GOAL:
Write out each line in which the string "this" is present.

RECORD LIST:

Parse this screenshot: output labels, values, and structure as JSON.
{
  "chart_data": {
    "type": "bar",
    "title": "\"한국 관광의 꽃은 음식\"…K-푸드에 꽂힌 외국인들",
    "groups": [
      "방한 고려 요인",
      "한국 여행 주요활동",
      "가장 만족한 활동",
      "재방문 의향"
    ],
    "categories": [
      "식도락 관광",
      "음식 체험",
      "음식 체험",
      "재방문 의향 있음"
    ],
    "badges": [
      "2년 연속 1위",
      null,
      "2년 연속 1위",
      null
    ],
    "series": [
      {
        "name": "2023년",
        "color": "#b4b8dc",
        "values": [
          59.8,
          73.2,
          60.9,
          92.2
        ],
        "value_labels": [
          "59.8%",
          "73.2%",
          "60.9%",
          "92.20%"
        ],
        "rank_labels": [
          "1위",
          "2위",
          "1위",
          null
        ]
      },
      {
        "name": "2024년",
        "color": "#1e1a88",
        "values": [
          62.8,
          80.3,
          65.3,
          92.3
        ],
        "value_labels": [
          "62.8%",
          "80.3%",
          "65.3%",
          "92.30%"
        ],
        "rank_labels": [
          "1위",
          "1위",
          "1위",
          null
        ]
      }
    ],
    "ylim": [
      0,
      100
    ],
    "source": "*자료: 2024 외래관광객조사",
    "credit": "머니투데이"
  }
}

* * *

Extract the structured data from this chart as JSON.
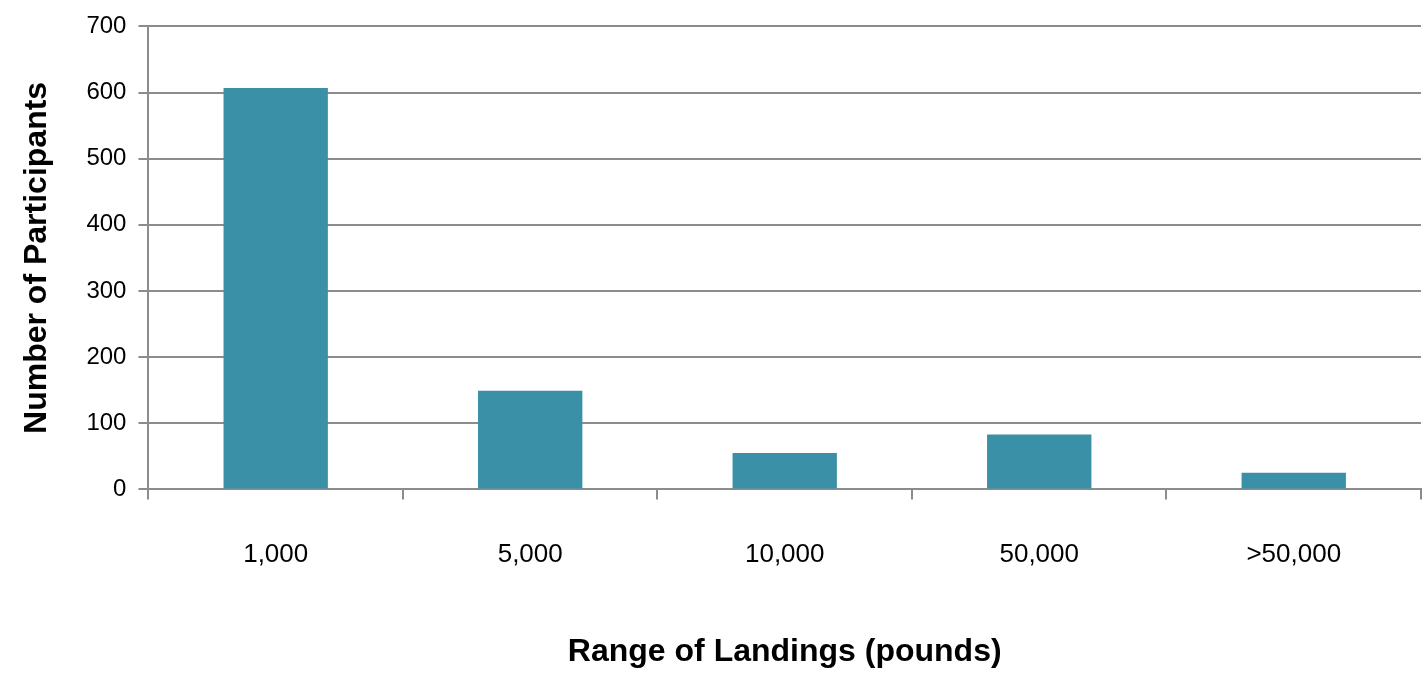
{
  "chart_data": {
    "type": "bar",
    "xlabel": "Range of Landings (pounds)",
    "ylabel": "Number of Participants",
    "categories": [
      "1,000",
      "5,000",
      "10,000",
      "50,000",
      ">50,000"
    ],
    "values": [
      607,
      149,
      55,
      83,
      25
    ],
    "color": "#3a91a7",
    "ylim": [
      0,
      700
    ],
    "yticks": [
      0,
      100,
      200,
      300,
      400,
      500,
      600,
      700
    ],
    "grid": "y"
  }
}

...

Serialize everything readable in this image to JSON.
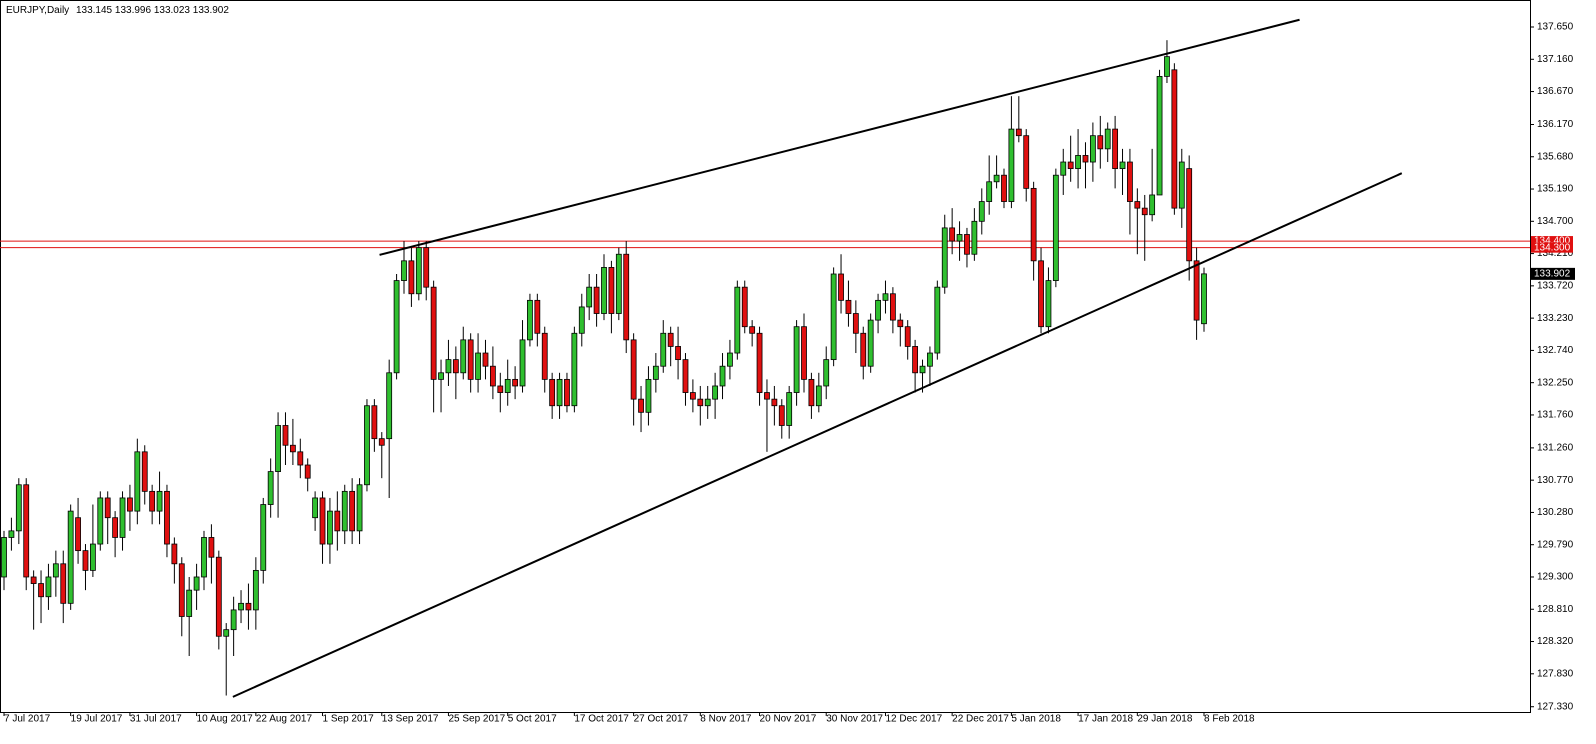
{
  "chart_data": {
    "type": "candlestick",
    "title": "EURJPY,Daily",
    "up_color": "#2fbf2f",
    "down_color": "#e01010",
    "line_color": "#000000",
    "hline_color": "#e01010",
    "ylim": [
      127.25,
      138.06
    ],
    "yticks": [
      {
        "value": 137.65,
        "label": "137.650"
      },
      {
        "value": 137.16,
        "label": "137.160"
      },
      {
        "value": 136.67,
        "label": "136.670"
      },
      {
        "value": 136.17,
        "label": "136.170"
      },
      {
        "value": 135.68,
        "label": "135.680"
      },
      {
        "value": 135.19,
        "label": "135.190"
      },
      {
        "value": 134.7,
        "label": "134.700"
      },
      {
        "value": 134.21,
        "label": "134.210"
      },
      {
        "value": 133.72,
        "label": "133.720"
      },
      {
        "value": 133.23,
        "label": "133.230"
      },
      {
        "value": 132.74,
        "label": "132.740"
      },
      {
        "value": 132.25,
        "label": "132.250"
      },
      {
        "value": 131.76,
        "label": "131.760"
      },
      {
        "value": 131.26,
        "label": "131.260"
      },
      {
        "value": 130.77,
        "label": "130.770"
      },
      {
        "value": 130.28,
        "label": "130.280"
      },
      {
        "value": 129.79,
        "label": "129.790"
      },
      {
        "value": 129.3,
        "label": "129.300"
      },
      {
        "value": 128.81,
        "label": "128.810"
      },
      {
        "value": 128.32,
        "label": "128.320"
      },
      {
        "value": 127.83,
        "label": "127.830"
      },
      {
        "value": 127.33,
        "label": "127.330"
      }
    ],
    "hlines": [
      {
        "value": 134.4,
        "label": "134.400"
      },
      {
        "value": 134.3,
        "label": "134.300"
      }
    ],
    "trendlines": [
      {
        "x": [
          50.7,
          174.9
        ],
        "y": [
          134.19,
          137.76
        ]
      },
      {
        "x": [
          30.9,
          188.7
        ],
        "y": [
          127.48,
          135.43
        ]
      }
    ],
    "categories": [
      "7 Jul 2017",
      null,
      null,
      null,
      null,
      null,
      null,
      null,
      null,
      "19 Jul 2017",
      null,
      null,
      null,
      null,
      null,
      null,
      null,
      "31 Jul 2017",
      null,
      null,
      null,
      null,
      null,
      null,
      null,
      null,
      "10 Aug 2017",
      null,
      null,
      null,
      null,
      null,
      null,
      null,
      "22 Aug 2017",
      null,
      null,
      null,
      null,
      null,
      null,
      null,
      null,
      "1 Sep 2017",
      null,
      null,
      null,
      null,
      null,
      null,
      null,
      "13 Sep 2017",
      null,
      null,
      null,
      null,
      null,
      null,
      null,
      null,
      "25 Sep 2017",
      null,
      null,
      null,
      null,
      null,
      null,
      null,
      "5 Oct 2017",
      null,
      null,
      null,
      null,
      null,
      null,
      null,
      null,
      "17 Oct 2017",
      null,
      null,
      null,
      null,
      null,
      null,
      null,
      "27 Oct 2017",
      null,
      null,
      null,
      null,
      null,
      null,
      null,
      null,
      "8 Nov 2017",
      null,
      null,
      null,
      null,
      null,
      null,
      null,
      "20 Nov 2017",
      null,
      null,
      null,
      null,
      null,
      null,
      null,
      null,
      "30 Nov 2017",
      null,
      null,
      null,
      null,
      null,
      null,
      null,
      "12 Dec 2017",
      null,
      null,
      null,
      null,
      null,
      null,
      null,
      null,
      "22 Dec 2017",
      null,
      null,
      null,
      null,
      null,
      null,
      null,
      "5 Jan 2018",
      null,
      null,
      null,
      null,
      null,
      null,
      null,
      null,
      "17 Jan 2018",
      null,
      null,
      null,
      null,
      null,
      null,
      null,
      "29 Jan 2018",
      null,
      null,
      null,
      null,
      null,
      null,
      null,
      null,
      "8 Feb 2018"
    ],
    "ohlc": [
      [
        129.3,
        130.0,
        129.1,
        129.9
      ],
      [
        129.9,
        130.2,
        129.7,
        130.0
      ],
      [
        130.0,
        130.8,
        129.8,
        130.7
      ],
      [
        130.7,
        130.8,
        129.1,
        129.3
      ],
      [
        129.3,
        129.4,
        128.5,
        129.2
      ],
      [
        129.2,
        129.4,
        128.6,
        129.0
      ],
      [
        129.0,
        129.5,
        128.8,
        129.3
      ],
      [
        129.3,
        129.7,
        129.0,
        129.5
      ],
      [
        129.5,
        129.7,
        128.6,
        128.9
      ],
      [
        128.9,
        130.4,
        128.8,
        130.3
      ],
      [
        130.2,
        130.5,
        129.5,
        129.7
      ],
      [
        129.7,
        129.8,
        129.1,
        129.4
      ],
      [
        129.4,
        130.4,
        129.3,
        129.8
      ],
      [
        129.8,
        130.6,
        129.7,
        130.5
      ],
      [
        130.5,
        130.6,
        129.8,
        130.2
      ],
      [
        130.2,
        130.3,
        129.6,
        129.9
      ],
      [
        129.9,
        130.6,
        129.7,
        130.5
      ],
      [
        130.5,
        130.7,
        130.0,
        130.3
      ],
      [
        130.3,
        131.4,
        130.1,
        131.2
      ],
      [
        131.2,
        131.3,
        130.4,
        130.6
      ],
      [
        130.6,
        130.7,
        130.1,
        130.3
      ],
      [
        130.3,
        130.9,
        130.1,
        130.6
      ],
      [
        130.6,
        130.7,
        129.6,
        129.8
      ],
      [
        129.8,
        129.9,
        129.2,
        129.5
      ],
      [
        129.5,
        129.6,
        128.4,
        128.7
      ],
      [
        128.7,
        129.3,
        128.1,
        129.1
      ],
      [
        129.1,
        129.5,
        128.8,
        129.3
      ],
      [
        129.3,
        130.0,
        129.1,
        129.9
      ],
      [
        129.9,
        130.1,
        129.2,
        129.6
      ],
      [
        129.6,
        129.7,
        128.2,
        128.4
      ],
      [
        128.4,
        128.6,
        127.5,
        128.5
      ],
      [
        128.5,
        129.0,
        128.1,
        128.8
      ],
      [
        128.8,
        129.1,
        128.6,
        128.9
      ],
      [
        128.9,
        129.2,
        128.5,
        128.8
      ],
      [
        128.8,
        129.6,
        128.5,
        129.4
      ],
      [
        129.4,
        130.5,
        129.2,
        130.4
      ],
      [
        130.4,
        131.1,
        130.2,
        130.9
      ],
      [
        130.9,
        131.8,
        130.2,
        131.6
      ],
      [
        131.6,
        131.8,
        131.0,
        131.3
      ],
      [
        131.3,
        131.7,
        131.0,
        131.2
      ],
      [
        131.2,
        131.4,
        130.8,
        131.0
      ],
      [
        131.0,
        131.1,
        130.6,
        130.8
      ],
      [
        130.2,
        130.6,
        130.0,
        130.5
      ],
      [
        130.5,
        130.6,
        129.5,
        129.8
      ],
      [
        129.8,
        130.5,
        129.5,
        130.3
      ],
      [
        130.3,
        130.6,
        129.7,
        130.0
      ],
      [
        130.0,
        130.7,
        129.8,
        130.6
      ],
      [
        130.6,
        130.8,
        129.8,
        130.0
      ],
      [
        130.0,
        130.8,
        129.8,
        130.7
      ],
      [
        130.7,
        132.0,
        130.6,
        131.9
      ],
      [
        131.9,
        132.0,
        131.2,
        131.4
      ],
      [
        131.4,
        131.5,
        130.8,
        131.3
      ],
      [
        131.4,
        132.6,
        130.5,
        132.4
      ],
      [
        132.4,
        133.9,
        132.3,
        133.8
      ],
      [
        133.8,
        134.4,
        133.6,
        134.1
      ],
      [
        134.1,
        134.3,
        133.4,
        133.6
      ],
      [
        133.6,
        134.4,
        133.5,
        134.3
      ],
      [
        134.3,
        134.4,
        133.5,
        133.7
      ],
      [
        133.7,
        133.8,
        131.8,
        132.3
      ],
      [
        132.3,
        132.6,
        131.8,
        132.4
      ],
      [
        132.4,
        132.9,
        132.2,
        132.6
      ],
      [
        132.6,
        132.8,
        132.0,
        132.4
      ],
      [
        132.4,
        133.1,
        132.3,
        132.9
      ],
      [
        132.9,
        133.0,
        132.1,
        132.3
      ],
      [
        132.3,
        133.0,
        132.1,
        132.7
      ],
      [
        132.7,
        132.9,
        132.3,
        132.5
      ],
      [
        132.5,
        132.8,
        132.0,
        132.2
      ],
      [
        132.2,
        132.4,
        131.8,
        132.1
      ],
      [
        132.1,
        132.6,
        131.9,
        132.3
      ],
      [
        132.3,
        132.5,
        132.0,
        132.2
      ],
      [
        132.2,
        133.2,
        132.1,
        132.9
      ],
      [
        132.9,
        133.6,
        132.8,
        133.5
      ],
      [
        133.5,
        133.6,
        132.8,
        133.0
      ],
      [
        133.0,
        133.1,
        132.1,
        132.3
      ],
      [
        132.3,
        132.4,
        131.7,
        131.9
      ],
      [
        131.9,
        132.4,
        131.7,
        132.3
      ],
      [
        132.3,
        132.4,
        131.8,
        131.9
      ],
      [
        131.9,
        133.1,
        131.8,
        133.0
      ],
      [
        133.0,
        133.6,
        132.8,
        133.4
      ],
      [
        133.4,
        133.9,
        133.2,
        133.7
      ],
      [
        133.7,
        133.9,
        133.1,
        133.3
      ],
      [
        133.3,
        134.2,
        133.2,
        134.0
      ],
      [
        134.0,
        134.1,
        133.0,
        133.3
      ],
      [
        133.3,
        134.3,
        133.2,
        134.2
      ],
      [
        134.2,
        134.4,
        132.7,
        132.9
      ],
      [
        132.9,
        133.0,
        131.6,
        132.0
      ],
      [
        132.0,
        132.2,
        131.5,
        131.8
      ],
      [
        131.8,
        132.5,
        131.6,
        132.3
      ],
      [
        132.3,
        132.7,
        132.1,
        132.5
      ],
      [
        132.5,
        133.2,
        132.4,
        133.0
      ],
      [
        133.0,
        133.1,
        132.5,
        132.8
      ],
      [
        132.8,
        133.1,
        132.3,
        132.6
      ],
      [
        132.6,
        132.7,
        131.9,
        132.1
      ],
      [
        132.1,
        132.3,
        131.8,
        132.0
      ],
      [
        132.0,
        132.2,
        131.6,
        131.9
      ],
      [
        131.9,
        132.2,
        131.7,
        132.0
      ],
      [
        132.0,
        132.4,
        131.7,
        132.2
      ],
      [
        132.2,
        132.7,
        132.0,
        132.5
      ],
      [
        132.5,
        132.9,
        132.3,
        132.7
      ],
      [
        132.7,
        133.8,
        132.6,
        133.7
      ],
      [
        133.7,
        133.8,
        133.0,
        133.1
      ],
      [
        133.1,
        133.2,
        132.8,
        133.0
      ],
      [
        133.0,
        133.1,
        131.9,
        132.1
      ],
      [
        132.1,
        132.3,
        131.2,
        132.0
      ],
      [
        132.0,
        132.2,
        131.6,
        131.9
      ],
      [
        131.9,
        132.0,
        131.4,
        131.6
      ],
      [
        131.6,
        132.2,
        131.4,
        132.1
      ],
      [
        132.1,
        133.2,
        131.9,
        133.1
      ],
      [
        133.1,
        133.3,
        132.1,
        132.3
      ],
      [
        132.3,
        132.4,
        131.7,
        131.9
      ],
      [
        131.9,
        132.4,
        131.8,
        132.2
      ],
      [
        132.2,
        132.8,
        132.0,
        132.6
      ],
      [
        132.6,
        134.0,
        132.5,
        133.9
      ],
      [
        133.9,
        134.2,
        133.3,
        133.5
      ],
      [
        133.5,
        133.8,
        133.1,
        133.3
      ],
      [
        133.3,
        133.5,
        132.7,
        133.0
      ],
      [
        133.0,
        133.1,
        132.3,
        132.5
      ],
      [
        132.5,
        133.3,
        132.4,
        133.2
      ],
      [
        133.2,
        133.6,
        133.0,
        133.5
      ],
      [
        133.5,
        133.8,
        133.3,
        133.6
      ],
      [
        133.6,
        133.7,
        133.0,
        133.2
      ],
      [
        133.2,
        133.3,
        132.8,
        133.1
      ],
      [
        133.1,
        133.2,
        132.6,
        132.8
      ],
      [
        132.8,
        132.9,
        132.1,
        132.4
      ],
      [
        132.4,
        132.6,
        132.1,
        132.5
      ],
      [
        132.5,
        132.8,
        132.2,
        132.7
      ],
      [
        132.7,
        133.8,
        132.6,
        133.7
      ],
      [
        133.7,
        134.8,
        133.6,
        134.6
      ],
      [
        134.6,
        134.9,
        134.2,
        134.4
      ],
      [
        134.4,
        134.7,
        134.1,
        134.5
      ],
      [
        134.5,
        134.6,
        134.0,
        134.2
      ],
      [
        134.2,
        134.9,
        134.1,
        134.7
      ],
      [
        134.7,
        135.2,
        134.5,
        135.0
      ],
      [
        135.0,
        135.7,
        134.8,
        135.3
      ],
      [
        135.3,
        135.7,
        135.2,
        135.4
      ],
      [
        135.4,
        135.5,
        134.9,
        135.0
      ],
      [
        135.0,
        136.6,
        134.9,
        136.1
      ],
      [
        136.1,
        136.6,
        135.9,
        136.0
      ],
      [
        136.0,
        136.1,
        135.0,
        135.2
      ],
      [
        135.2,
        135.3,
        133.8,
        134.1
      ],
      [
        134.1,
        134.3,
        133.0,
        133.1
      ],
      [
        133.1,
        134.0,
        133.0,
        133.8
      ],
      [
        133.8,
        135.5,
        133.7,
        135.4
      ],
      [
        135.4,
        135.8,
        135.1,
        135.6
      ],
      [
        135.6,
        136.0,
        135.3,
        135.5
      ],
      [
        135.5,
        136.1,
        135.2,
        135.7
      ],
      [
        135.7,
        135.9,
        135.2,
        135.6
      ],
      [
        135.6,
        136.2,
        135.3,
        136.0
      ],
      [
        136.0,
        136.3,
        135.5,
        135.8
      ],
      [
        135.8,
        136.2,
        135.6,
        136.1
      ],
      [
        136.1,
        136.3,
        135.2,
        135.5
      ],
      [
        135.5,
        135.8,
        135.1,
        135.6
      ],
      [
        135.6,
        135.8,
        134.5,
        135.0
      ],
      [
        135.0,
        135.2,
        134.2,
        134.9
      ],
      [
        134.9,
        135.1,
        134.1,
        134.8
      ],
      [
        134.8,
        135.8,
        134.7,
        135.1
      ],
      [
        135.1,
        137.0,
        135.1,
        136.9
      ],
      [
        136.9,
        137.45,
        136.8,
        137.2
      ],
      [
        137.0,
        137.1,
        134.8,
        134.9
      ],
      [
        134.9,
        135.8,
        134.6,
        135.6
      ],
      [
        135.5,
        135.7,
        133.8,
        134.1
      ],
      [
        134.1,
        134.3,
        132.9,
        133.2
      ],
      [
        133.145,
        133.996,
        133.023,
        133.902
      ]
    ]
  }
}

THE SOLUTION:
Parse this screenshot: output labels, values, and structure as JSON.
Extract the structured data from this chart as JSON.
Serialize everything readable in this image to JSON.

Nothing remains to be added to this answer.